● Stated exercise
Return the whole listing exactly as it stands.

● Material provided
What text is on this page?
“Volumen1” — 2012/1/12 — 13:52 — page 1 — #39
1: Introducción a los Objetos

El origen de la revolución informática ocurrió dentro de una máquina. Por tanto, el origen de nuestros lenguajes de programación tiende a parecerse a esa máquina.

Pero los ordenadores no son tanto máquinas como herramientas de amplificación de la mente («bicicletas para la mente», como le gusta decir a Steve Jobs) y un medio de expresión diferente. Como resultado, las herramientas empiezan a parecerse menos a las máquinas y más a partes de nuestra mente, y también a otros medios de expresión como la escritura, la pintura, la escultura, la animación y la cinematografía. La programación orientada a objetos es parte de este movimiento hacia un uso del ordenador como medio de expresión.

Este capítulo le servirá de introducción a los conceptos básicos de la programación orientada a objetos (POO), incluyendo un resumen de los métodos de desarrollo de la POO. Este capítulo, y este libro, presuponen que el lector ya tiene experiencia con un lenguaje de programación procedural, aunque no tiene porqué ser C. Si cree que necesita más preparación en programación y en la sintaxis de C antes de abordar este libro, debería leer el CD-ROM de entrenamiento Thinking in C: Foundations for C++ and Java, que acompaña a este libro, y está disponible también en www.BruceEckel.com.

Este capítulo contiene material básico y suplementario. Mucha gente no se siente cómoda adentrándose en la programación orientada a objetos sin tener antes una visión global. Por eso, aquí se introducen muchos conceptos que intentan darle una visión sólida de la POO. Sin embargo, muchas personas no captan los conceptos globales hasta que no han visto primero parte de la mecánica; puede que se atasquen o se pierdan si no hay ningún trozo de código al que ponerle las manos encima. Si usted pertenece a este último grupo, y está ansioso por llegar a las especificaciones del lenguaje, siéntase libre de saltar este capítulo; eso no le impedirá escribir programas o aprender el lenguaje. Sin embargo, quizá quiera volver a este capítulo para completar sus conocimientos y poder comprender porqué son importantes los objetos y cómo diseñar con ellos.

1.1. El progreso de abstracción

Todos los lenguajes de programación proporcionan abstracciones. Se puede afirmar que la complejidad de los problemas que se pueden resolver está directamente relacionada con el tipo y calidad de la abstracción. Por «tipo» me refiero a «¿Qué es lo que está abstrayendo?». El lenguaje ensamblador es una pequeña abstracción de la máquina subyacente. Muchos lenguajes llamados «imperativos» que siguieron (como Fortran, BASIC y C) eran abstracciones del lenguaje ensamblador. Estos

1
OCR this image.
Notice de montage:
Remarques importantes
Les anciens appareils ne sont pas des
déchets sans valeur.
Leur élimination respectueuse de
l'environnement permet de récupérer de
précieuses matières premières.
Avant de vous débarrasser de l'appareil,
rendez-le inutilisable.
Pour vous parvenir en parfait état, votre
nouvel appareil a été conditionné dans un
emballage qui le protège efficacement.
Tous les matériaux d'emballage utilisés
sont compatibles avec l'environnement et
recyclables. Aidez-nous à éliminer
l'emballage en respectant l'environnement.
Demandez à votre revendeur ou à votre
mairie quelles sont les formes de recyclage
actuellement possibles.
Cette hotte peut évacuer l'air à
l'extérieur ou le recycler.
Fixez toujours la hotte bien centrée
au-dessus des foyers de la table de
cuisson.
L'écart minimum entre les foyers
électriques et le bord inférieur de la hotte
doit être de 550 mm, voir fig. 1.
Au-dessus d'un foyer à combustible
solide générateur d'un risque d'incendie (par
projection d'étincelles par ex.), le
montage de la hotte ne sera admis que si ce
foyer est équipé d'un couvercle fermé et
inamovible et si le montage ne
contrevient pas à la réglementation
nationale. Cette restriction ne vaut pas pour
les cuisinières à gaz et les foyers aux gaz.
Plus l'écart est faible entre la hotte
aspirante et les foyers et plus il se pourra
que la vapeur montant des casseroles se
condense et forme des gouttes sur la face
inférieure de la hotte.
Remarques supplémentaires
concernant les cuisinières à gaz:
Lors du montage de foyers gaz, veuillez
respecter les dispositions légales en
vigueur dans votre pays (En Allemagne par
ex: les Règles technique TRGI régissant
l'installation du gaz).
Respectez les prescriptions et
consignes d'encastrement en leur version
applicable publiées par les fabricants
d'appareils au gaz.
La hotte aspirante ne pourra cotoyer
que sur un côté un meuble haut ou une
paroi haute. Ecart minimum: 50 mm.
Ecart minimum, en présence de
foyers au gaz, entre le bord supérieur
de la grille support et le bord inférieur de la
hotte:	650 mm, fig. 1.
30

● Result
What text is on this page?
“Volumen1” — 2012/1/12 — 13:52 — page 1 — #39
1: Introducción a los Objetos

El origen de la revolución informática ocurrió dentro de una máquina. Por tanto, el origen de nuestros lenguajes de programación tiende a parecerse a esa máquina.

Pero los ordenadores no son tanto máquinas como herramientas de amplificación de la mente («bicicletas para la mente», como le gusta decir a Steve Jobs) y un medio de expresión diferente. Como resultado, las herramientas empiezan a parecerse menos a las máquinas y más a partes de nuestra mente, y también a otros medios de expresión como la escritura, la pintura, la escultura, la animación y la cinematografía. La programación orientada a objetos es parte de este movimiento hacia un uso del ordenador como medio de expresión.

Este capítulo le servirá de introducción a los conceptos básicos de la programación orientada a objetos (POO), incluyendo un resumen de los métodos de desarrollo de la POO. Este capítulo, y este libro, presuponen que el lector ya tiene experiencia con un lenguaje de programación procedural, aunque no tiene porqué ser C. Si cree que necesita más preparación en programación y en la sintaxis de C antes de abordar este libro, debería leer el CD-ROM de entrenamiento Thinking in C: Foundations for C++ and Java, que acompaña a este libro, y está disponible también en www.BruceEckel.com.

Este capítulo contiene material básico y suplementario. Mucha gente no se siente cómoda adentrándose en la programación orientada a objetos sin tener antes una visión global. Por eso, aquí se introducen muchos conceptos que intentan darle una visión sólida de la POO. Sin embargo, muchas personas no captan los conceptos globales hasta que no han visto primero parte de la mecánica; puede que se atasquen o se pierdan si no hay ningún trozo de código al que ponerle las manos encima. Si usted pertenece a este último grupo, y está ansioso por llegar a las especificaciones del lenguaje, siéntase libre de saltar este capítulo; eso no le impedirá escribir programas o aprender el lenguaje. Sin embargo, quizá quiera volver a este capítulo para completar sus conocimientos y poder comprender porqué son importantes los objetos y cómo diseñar con ellos.

1.1. El progreso de abstracción

Todos los lenguajes de programación proporcionan abstracciones. Se puede afirmar que la complejidad de los problemas que se pueden resolver está directamente relacionada con el tipo y calidad de la abstracción. Por «tipo» me refiero a «¿Qué es lo que está abstrayendo?». El lenguaje ensamblador es una pequeña abstracción de la máquina subyacente. Muchos lenguajes llamados «imperativos» que siguieron (como Fortran, BASIC y C) eran abstracciones del lenguaje ensamblador. Estos

1
OCR this image.
Notice de montage:
Remarques importantes
Les anciens appareils ne sont pas des
déchets sans valeur.
Leur élimination respectueuse de
l'environnement permet de récupérer de
précieuses matières premières.
Avant de vous débarrasser de l'appareil,
rendez-le inutilisable.
Pour vous parvenir en parfait état, votre
nouvel appareil a été conditionné dans un
emballage qui le protège efficacement.
Tous les matériaux d'emballage utilisés
sont compatibles avec l'environnement et
recyclables. Aidez-nous à éliminer
l'emballage en respectant l'environnement.
Demandez à votre revendeur ou à votre
mairie quelles sont les formes de recyclage
actuellement possibles.
Cette hotte peut évacuer l'air à
l'extérieur ou le recycler.
Fixez toujours la hotte bien centrée
au-dessus des foyers de la table de
cuisson.
L'écart minimum entre les foyers
électriques et le bord inférieur de la hotte
doit être de 550 mm, voir fig. 1.
Au-dessus d'un foyer à combustible
solide générateur d'un risque d'incendie (par
projection d'étincelles par ex.), le
montage de la hotte ne sera admis que si ce
foyer est équipé d'un couvercle fermé et
inamovible et si le montage ne
contrevient pas à la réglementation
nationale. Cette restriction ne vaut pas pour
les cuisinières à gaz et les foyers aux gaz.
Plus l'écart est faible entre la hotte
aspirante et les foyers et plus il se pourra
que la vapeur montant des casseroles se
condense et forme des gouttes sur la face
inférieure de la hotte.
Remarques supplémentaires
concernant les cuisinières à gaz:
Lors du montage de foyers gaz, veuillez
respecter les dispositions légales en
vigueur dans votre pays (En Allemagne par
ex: les Règles technique TRGI régissant
l'installation du gaz).
Respectez les prescriptions et
consignes d'encastrement en leur version
applicable publiées par les fabricants
d'appareils au gaz.
La hotte aspirante ne pourra cotoyer
que sur un côté un meuble haut ou une
paroi haute. Ecart minimum: 50 mm.
Ecart minimum, en présence de
foyers au gaz, entre le bord supérieur
de la grille support et le bord inférieur de la
hotte:	650 mm, fig. 1.
30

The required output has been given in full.